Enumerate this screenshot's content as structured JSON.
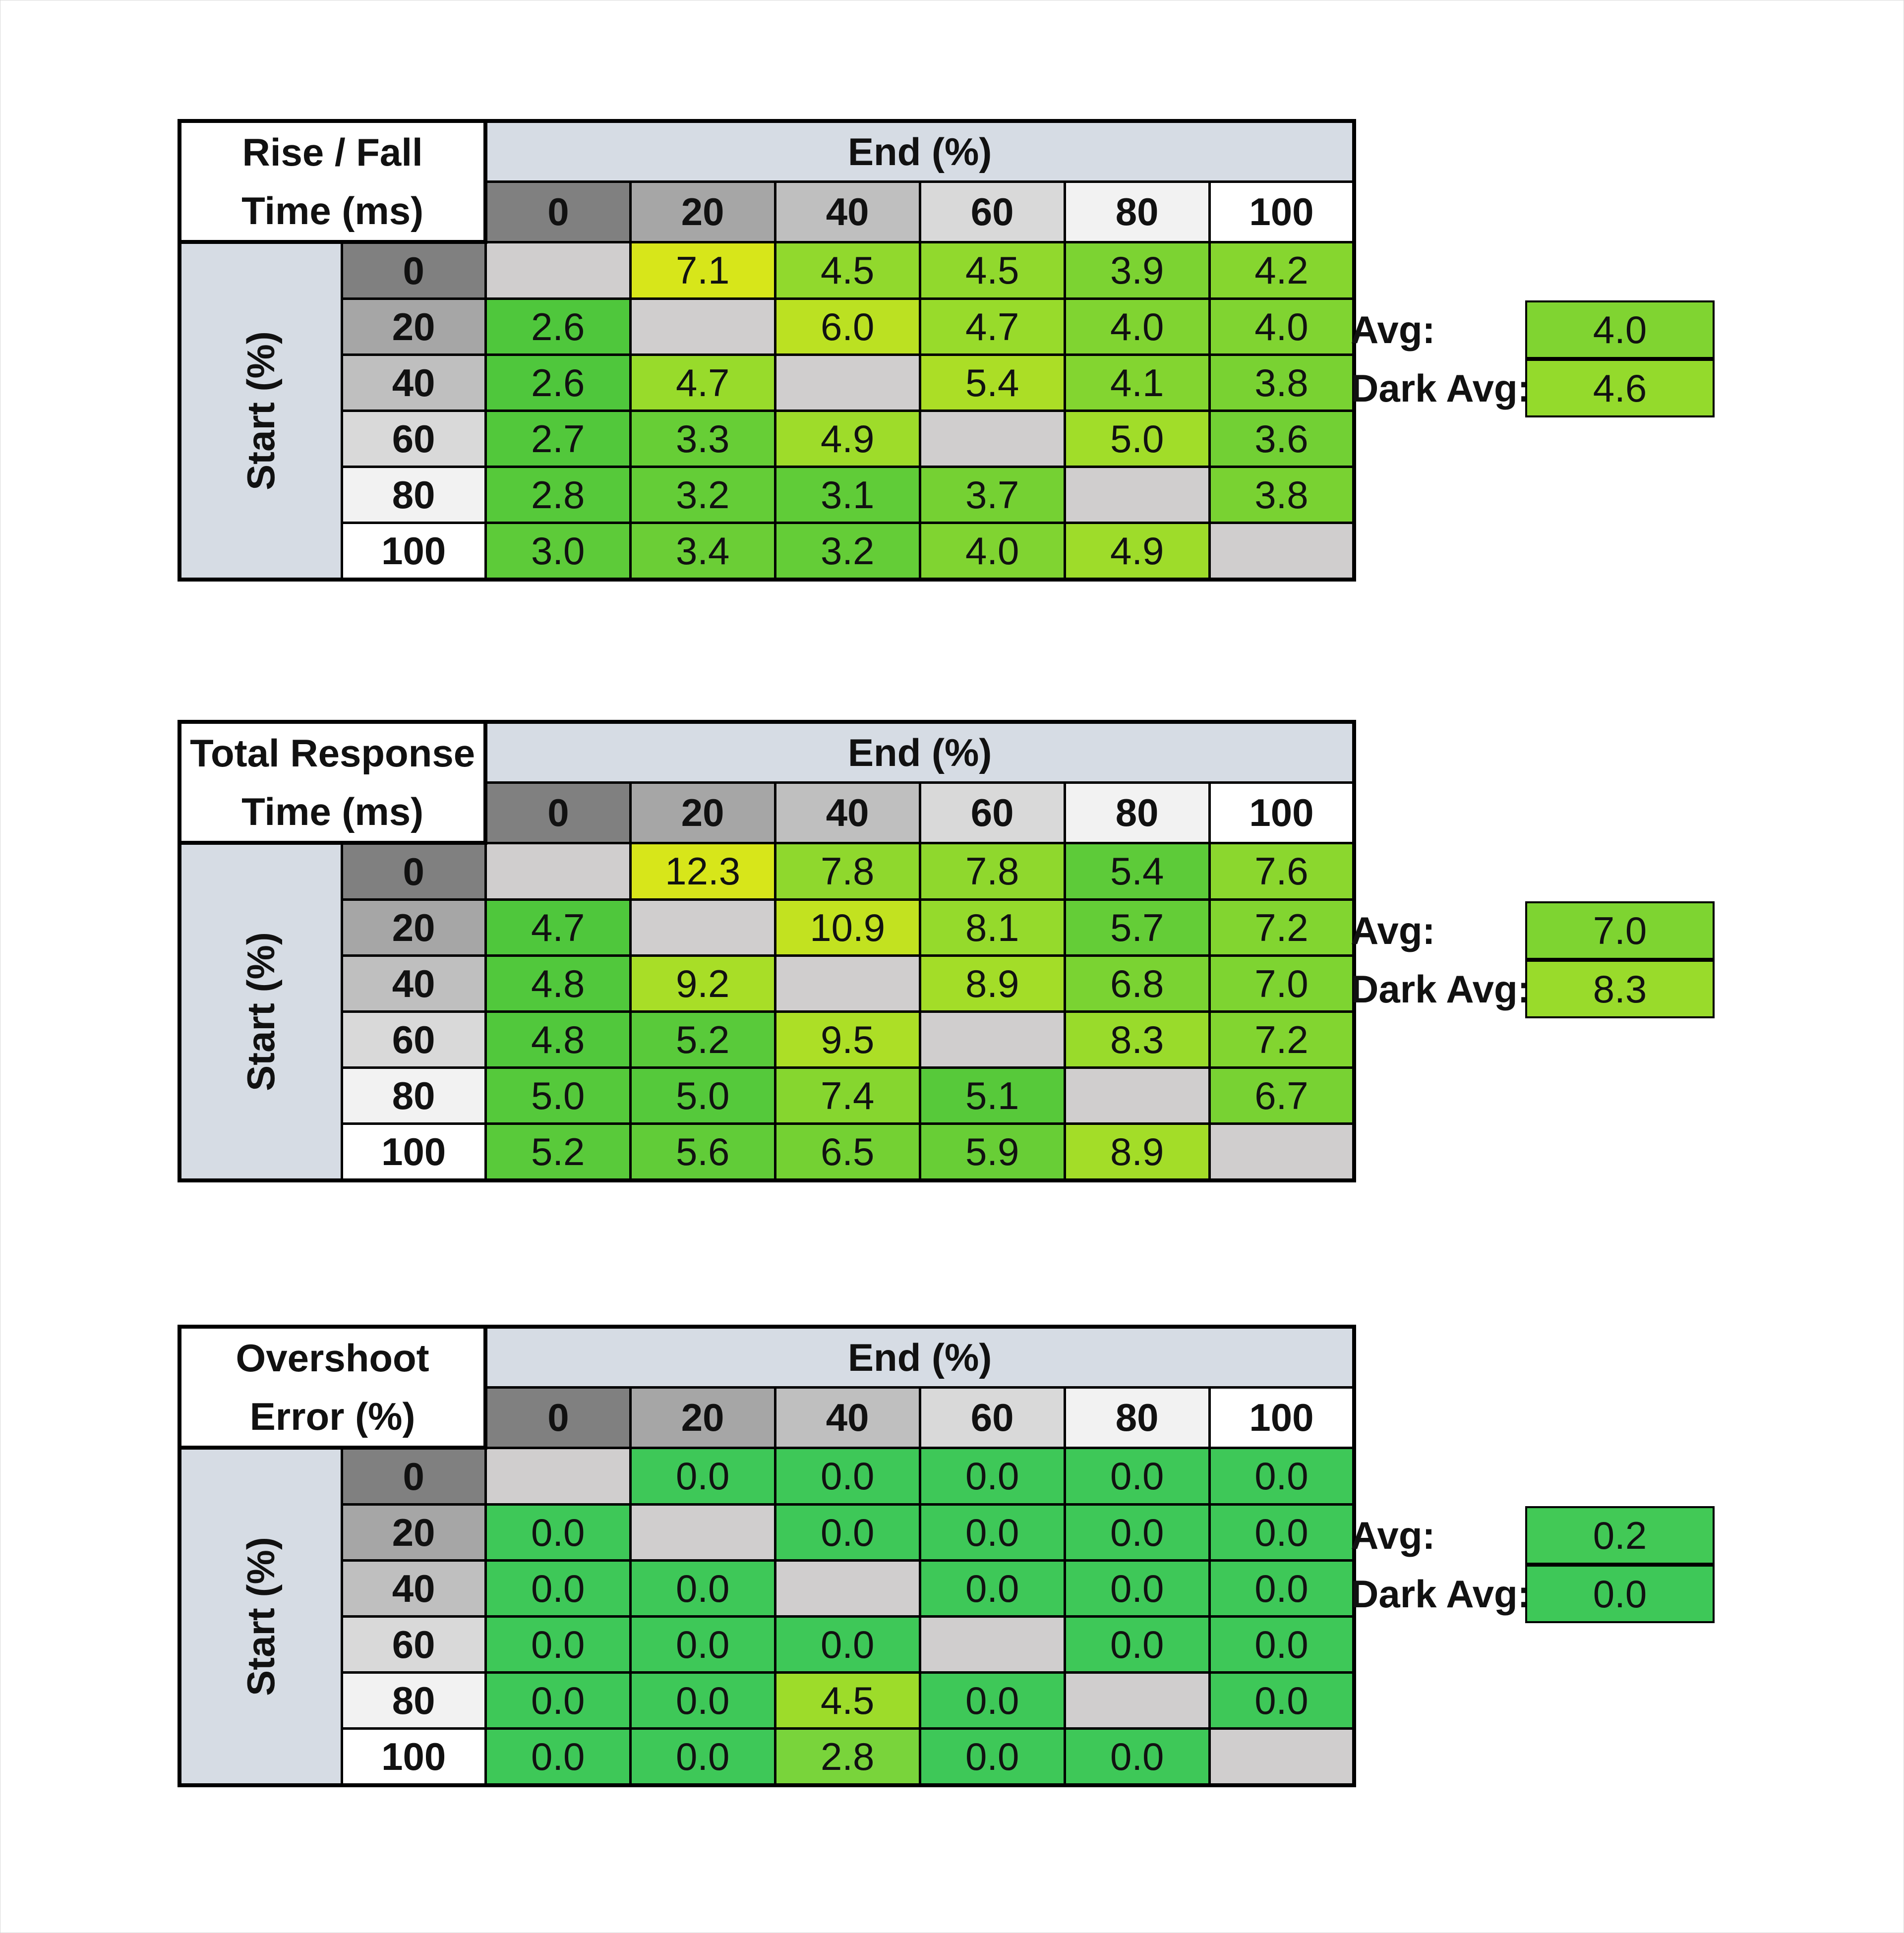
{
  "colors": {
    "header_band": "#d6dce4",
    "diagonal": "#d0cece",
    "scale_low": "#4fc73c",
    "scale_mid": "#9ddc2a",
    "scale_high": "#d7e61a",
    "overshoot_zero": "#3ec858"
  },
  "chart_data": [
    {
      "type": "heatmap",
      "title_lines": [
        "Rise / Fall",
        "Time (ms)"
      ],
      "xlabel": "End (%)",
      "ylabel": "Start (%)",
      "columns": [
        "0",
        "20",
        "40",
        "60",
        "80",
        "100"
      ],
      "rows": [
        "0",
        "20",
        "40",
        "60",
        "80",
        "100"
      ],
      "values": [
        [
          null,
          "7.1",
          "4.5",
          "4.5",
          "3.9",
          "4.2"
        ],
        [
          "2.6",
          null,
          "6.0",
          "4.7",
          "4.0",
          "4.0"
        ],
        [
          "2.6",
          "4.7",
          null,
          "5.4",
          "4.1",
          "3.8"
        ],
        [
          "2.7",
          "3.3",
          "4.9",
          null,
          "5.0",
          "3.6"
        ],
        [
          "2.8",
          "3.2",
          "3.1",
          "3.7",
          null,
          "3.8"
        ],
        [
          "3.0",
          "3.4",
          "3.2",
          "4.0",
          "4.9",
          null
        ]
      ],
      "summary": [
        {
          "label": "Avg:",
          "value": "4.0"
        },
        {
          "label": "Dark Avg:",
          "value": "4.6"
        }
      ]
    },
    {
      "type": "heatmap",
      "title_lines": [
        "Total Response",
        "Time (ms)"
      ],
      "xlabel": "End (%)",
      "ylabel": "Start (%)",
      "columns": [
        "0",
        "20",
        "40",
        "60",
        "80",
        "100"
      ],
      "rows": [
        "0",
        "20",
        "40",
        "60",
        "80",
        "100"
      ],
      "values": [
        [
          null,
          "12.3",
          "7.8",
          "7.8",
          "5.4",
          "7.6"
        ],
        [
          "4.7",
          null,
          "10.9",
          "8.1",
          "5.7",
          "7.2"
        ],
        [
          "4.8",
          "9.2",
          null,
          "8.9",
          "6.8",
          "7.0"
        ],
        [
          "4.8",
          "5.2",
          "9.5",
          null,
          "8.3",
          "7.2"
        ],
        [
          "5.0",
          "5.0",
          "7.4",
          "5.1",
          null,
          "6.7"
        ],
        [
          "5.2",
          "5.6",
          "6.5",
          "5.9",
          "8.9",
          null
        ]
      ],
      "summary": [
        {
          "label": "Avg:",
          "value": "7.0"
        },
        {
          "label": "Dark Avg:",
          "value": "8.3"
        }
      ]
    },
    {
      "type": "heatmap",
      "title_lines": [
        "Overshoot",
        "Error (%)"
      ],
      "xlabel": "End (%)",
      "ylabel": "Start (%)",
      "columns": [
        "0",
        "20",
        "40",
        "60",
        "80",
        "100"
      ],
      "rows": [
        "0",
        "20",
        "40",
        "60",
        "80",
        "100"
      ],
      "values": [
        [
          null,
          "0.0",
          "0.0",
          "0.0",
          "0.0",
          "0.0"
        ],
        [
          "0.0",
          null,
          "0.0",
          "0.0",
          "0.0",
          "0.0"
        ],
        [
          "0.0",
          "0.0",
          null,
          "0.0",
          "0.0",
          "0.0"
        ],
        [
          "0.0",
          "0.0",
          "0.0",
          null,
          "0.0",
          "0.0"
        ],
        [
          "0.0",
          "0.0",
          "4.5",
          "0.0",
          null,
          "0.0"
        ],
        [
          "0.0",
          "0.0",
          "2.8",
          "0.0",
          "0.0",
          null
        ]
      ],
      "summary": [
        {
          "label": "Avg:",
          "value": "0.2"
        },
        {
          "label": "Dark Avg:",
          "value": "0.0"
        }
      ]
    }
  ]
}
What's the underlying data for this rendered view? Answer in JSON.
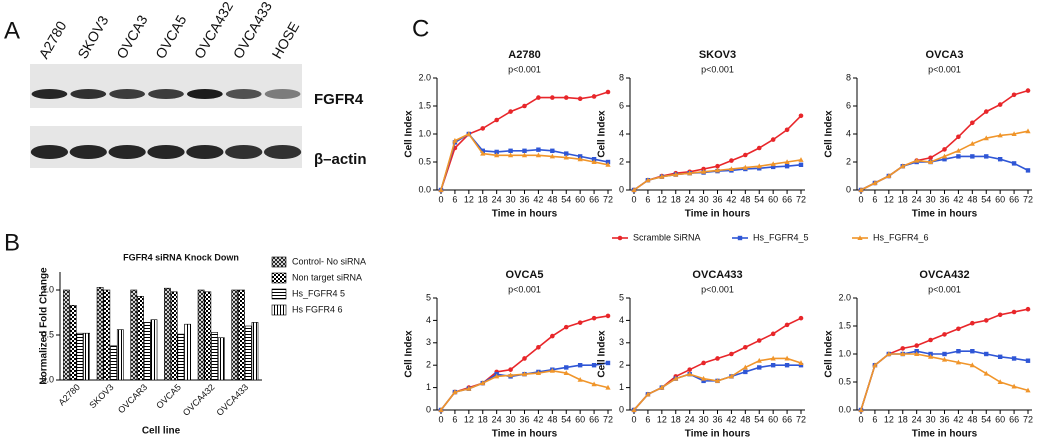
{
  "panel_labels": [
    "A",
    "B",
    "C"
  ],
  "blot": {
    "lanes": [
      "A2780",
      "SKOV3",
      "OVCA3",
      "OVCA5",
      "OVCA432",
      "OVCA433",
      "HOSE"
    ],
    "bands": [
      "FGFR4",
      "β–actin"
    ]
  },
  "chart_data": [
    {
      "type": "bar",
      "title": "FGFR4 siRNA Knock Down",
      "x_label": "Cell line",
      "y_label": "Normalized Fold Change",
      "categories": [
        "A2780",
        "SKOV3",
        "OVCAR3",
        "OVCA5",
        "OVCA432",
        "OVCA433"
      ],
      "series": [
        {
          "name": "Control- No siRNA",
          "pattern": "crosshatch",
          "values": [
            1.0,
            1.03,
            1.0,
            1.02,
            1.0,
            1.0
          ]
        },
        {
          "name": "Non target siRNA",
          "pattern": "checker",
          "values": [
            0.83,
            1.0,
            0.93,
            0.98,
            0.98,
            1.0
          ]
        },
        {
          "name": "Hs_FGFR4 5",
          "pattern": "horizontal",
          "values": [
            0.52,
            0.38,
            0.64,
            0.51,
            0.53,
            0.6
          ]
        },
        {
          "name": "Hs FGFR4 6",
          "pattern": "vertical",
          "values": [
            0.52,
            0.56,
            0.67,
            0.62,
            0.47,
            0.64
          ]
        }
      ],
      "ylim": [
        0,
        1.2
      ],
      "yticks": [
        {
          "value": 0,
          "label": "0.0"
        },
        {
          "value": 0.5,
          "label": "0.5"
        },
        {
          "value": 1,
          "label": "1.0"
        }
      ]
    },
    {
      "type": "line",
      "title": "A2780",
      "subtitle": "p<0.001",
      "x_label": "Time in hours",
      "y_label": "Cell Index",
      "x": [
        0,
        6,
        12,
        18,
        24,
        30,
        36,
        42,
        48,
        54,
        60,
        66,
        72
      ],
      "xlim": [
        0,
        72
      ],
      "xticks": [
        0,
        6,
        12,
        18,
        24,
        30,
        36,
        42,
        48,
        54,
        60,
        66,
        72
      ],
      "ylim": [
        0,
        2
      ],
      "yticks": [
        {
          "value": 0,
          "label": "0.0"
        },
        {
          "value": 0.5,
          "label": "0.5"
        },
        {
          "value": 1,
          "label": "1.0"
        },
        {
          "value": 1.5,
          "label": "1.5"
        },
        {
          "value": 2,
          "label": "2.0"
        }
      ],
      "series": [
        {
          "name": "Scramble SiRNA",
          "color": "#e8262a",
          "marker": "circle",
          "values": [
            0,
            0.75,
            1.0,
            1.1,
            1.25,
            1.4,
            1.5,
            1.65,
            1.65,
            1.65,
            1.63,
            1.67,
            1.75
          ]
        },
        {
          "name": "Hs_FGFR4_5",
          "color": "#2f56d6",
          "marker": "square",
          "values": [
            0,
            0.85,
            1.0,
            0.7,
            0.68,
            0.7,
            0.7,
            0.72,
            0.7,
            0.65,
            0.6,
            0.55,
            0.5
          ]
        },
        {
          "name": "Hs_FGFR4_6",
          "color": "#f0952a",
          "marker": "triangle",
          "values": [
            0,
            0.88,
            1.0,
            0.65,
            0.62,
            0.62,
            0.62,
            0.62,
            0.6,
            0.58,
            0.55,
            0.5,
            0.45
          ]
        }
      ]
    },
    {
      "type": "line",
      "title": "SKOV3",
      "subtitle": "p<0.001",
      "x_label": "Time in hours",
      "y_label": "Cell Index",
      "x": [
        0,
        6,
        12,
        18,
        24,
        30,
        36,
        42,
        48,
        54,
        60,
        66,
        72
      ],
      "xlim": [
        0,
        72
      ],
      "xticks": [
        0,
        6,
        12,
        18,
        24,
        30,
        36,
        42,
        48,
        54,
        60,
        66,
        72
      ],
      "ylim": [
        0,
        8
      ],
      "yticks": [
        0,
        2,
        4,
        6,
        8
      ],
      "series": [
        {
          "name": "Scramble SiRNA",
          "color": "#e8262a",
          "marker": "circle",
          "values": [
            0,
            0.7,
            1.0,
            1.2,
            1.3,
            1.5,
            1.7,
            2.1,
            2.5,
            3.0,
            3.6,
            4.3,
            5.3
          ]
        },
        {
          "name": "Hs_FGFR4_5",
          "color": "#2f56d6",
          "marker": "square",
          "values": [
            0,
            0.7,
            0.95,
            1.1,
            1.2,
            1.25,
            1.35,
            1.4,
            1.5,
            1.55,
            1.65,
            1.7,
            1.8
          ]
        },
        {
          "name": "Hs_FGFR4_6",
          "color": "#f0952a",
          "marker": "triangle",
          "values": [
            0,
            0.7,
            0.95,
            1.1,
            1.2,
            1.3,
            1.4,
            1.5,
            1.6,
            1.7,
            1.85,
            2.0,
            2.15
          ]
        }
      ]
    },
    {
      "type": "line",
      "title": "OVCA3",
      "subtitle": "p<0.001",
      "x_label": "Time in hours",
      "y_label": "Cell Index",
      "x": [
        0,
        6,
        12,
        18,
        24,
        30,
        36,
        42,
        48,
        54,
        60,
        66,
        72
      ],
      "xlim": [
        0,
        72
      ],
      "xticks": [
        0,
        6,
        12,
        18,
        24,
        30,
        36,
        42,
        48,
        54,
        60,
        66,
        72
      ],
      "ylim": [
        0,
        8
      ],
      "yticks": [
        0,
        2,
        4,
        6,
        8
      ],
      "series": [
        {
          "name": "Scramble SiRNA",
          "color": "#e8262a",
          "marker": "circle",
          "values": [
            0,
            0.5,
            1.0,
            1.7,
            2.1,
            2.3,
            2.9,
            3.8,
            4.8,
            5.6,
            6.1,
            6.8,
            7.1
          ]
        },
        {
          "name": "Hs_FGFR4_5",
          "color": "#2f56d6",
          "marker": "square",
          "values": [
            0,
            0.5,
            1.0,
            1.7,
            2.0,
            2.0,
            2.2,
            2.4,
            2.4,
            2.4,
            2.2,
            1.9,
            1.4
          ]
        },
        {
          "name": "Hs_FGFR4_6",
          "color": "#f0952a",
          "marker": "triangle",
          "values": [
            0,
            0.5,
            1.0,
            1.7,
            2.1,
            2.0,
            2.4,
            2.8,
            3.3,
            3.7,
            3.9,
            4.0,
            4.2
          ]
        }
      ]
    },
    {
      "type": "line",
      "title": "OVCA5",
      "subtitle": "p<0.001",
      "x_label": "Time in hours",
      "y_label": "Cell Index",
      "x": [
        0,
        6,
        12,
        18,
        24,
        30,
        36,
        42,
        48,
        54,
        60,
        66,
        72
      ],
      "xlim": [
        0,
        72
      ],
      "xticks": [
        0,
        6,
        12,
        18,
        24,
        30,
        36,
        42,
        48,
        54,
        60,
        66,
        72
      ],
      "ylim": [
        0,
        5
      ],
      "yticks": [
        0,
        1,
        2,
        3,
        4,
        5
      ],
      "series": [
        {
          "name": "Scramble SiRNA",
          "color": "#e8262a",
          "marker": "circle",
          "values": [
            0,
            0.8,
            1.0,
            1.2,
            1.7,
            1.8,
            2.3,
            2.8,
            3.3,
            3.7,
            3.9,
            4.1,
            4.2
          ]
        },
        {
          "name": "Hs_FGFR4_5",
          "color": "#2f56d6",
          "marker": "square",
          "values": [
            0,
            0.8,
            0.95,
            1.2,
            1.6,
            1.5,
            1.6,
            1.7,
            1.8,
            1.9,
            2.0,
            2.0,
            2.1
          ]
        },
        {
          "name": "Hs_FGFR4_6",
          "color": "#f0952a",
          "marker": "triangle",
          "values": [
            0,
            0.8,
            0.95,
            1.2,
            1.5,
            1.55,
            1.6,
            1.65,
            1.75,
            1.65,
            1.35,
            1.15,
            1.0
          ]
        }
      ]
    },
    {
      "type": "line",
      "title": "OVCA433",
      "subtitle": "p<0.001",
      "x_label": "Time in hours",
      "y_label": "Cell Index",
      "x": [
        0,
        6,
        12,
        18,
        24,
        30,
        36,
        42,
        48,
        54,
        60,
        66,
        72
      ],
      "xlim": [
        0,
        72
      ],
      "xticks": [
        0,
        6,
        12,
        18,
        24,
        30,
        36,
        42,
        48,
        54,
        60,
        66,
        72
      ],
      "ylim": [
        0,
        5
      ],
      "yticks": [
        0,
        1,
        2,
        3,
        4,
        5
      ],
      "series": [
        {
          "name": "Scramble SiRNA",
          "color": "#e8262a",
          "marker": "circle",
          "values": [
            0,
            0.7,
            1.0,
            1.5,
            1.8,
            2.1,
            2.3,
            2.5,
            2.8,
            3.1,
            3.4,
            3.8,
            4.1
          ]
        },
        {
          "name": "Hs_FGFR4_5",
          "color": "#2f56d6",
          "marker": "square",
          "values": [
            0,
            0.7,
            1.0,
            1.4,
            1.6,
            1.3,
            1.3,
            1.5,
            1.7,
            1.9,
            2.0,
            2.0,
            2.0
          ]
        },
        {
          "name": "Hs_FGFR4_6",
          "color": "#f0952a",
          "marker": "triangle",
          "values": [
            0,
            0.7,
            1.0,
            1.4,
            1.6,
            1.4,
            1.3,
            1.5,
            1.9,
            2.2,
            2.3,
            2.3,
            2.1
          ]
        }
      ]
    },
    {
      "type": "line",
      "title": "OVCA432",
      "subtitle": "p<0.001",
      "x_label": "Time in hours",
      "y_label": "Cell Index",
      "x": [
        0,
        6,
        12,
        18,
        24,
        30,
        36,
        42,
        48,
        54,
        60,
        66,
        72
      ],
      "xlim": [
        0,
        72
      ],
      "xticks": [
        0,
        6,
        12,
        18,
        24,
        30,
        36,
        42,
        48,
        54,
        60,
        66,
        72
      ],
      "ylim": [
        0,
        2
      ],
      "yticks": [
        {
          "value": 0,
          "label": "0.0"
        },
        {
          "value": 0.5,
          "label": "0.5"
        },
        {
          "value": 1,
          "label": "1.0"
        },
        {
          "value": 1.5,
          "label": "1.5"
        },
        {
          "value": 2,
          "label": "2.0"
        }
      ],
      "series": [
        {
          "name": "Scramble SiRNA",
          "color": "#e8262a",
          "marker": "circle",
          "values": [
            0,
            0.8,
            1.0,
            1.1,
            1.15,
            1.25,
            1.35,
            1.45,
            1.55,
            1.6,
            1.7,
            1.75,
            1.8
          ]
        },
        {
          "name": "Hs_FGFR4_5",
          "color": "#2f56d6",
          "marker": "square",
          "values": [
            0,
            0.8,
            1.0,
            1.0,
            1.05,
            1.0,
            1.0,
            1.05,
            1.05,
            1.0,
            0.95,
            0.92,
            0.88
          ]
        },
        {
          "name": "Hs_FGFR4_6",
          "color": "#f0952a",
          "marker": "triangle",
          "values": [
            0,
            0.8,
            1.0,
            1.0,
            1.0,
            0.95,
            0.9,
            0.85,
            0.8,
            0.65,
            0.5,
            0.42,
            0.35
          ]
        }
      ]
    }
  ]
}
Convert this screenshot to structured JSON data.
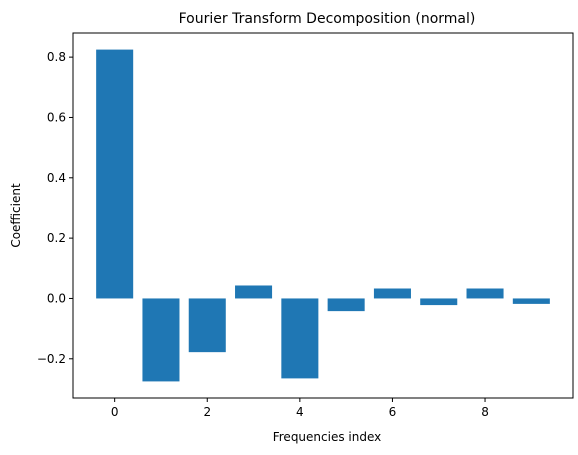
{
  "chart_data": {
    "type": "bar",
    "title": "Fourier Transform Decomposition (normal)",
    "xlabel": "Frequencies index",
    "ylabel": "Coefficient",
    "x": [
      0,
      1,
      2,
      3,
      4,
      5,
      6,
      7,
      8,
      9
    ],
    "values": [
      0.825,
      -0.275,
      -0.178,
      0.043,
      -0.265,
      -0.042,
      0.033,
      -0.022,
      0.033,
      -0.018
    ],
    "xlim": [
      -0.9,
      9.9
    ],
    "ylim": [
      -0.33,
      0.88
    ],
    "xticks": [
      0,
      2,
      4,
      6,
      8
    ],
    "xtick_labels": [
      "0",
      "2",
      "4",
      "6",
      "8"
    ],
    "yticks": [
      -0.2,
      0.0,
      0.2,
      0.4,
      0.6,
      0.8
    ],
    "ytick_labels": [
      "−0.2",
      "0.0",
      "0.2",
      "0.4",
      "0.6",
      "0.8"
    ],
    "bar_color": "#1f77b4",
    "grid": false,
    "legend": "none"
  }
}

- - - -

**WHAT IS REQUIRED**
Search the data for the string "pattern" and copy each line where it appears.

**RESULT OF THE TASK**
          "pattern": "crosshatch",
          "pattern": "checker",
          "pattern": "horizontal",
          "pattern": "vertical",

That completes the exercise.